* START Recorded information *

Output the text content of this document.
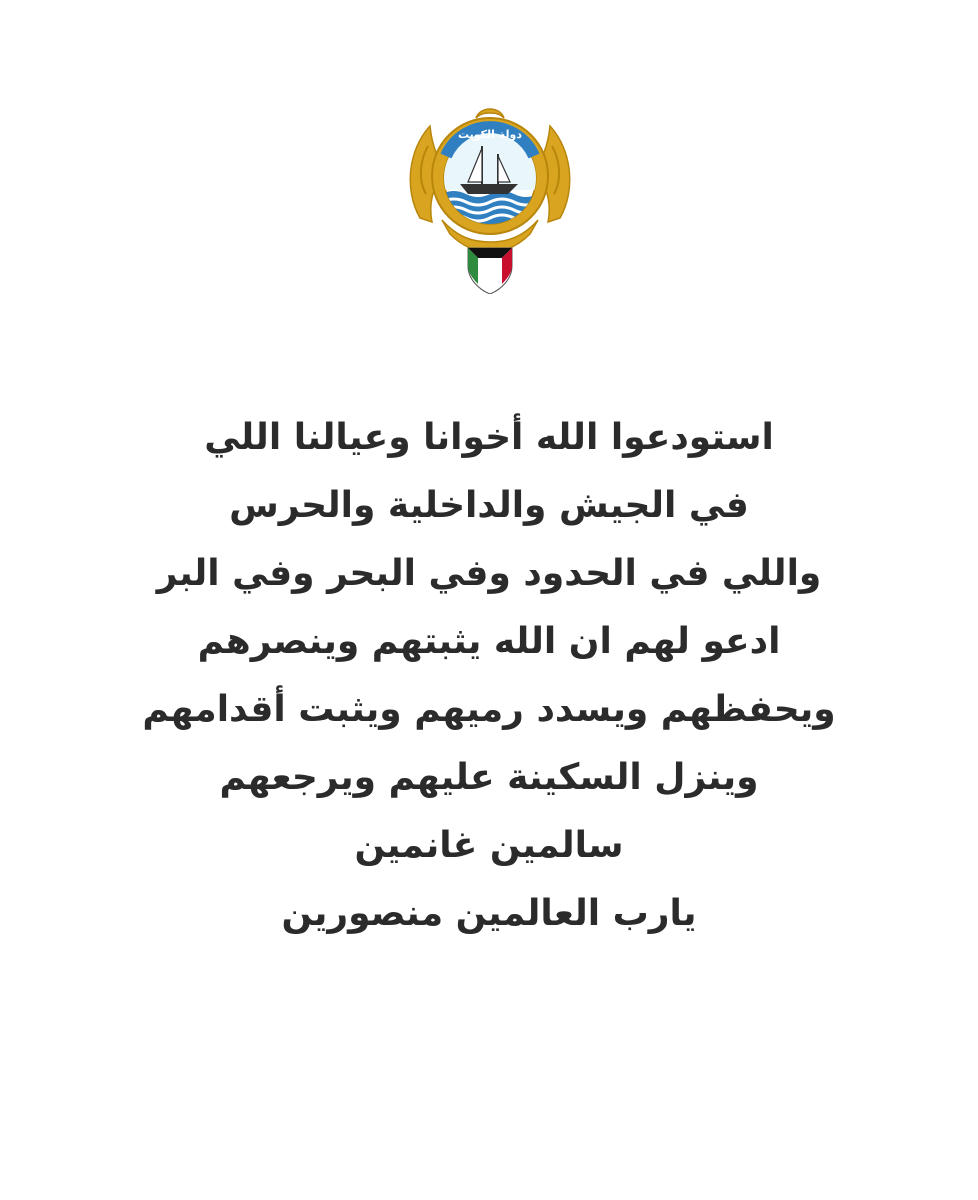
دولة الكويت
استودعوا الله أخوانا وعيالنا اللي
في الجيش والداخلية والحرس
واللي في الحدود وفي البحر وفي البر
ادعو لهم ان الله يثبتهم وينصرهم
ويحفظهم ويسدد رميهم ويثبت أقدامهم
وينزل السكينة عليهم ويرجعهم
سالمين غانمين
يارب العالمين منصورين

* END Recorded information *

Give back every line exactly as it stands, pictures excluded.

Output the text content of this document.
دولة الكويت
استودعوا الله أخوانا وعيالنا اللي
في الجيش والداخلية والحرس
واللي في الحدود وفي البحر وفي البر
ادعو لهم ان الله يثبتهم وينصرهم
ويحفظهم ويسدد رميهم ويثبت أقدامهم
وينزل السكينة عليهم ويرجعهم
سالمين غانمين
يارب العالمين منصورين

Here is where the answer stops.